▶ [Problem details]: Write every line of the material out exactly as shown.

Start of Exercise data

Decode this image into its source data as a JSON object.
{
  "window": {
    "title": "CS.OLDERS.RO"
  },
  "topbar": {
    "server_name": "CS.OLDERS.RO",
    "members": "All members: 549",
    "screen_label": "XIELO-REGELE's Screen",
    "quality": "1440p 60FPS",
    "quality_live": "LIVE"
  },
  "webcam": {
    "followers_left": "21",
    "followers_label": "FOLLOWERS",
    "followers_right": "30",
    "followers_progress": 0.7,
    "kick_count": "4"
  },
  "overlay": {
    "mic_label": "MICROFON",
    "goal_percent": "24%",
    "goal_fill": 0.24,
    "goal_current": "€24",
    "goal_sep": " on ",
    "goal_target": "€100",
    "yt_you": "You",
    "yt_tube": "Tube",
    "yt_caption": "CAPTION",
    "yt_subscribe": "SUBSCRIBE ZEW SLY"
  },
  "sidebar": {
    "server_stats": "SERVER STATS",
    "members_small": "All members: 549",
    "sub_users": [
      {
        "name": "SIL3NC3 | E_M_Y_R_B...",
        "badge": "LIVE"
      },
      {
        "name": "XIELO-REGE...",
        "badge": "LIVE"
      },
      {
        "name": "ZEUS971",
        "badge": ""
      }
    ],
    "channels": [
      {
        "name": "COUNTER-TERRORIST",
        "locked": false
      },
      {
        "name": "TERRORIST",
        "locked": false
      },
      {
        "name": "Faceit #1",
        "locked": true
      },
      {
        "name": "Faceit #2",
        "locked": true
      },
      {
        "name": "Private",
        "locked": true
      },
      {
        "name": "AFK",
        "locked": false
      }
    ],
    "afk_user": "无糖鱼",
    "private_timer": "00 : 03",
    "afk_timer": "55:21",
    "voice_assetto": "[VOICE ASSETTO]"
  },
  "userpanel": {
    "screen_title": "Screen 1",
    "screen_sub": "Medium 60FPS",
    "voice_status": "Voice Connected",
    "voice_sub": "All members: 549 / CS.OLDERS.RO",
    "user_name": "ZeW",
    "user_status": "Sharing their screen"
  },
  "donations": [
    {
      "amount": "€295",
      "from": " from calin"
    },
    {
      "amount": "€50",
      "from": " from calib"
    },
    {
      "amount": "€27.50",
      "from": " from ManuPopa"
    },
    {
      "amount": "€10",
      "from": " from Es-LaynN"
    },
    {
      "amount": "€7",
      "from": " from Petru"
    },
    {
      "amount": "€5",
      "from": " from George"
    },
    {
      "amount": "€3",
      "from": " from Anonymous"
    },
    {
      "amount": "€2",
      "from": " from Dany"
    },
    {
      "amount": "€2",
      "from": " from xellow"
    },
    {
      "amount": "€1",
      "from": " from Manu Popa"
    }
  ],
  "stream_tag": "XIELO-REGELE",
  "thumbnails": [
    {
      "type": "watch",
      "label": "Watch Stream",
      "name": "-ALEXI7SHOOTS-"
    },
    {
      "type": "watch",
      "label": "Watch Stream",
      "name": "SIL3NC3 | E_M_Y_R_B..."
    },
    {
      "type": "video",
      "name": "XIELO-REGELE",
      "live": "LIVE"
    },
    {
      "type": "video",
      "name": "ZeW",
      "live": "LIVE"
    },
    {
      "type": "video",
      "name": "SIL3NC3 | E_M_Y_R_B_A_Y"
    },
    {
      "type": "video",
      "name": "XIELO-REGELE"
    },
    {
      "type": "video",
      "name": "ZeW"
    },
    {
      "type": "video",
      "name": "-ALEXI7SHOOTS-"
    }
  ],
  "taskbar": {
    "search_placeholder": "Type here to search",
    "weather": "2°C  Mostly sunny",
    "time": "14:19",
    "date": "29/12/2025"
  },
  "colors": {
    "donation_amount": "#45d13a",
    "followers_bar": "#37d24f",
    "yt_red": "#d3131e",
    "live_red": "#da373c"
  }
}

End of Exercise data

▶ [Completed exercise]:
Decode this image into its source data as a JSON object.
{
  "window": {
    "title": "CS.OLDERS.RO"
  },
  "topbar": {
    "server_name": "CS.OLDERS.RO",
    "members": "All members: 549",
    "screen_label": "XIELO-REGELE's Screen",
    "quality": "1440p 60FPS",
    "quality_live": "LIVE"
  },
  "webcam": {
    "followers_left": "21",
    "followers_label": "FOLLOWERS",
    "followers_right": "30",
    "followers_progress": 0.7,
    "kick_count": "4"
  },
  "overlay": {
    "mic_label": "MICROFON",
    "goal_percent": "24%",
    "goal_fill": 0.24,
    "goal_current": "€24",
    "goal_sep": " on ",
    "goal_target": "€100",
    "yt_you": "You",
    "yt_tube": "Tube",
    "yt_caption": "CAPTION",
    "yt_subscribe": "SUBSCRIBE ZEW SLY"
  },
  "sidebar": {
    "server_stats": "SERVER STATS",
    "members_small": "All members: 549",
    "sub_users": [
      {
        "name": "SIL3NC3 | E_M_Y_R_B...",
        "badge": "LIVE"
      },
      {
        "name": "XIELO-REGE...",
        "badge": "LIVE"
      },
      {
        "name": "ZEUS971",
        "badge": ""
      }
    ],
    "channels": [
      {
        "name": "COUNTER-TERRORIST",
        "locked": false
      },
      {
        "name": "TERRORIST",
        "locked": false
      },
      {
        "name": "Faceit #1",
        "locked": true
      },
      {
        "name": "Faceit #2",
        "locked": true
      },
      {
        "name": "Private",
        "locked": true
      },
      {
        "name": "AFK",
        "locked": false
      }
    ],
    "afk_user": "无糖鱼",
    "private_timer": "00 : 03",
    "afk_timer": "55:21",
    "voice_assetto": "[VOICE ASSETTO]"
  },
  "userpanel": {
    "screen_title": "Screen 1",
    "screen_sub": "Medium 60FPS",
    "voice_status": "Voice Connected",
    "voice_sub": "All members: 549 / CS.OLDERS.RO",
    "user_name": "ZeW",
    "user_status": "Sharing their screen"
  },
  "donations": [
    {
      "amount": "€295",
      "from": " from calin"
    },
    {
      "amount": "€50",
      "from": " from calib"
    },
    {
      "amount": "€27.50",
      "from": " from ManuPopa"
    },
    {
      "amount": "€10",
      "from": " from Es-LaynN"
    },
    {
      "amount": "€7",
      "from": " from Petru"
    },
    {
      "amount": "€5",
      "from": " from George"
    },
    {
      "amount": "€3",
      "from": " from Anonymous"
    },
    {
      "amount": "€2",
      "from": " from Dany"
    },
    {
      "amount": "€2",
      "from": " from xellow"
    },
    {
      "amount": "€1",
      "from": " from Manu Popa"
    }
  ],
  "stream_tag": "XIELO-REGELE",
  "thumbnails": [
    {
      "type": "watch",
      "label": "Watch Stream",
      "name": "-ALEXI7SHOOTS-"
    },
    {
      "type": "watch",
      "label": "Watch Stream",
      "name": "SIL3NC3 | E_M_Y_R_B..."
    },
    {
      "type": "video",
      "name": "XIELO-REGELE",
      "live": "LIVE"
    },
    {
      "type": "video",
      "name": "ZeW",
      "live": "LIVE"
    },
    {
      "type": "video",
      "name": "SIL3NC3 | E_M_Y_R_B_A_Y"
    },
    {
      "type": "video",
      "name": "XIELO-REGELE"
    },
    {
      "type": "video",
      "name": "ZeW"
    },
    {
      "type": "video",
      "name": "-ALEXI7SHOOTS-"
    }
  ],
  "taskbar": {
    "search_placeholder": "Type here to search",
    "weather": "2°C  Mostly sunny",
    "time": "14:19",
    "date": "29/12/2025"
  },
  "colors": {
    "donation_amount": "#45d13a",
    "followers_bar": "#37d24f",
    "yt_red": "#d3131e",
    "live_red": "#da373c"
  }
}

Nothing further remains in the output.